Items from a data source —

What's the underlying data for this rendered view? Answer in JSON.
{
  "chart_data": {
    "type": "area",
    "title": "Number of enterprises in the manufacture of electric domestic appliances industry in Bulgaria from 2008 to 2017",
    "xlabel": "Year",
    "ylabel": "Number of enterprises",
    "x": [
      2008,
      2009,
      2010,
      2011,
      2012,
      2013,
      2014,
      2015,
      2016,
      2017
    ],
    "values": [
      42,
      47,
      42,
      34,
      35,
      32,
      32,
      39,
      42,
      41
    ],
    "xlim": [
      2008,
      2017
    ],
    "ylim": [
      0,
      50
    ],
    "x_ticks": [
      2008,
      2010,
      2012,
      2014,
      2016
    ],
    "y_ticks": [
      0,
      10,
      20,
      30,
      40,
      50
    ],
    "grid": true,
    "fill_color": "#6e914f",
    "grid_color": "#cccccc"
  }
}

What the task requires — Search the records for the word "Number" and copy every line where it occurs.

Output for this exercise —
    "title": "Number of enterprises in the manufacture of electric domestic appliances industry in Bulgaria from 2008 to 2017",
    "ylabel": "Number of enterprises",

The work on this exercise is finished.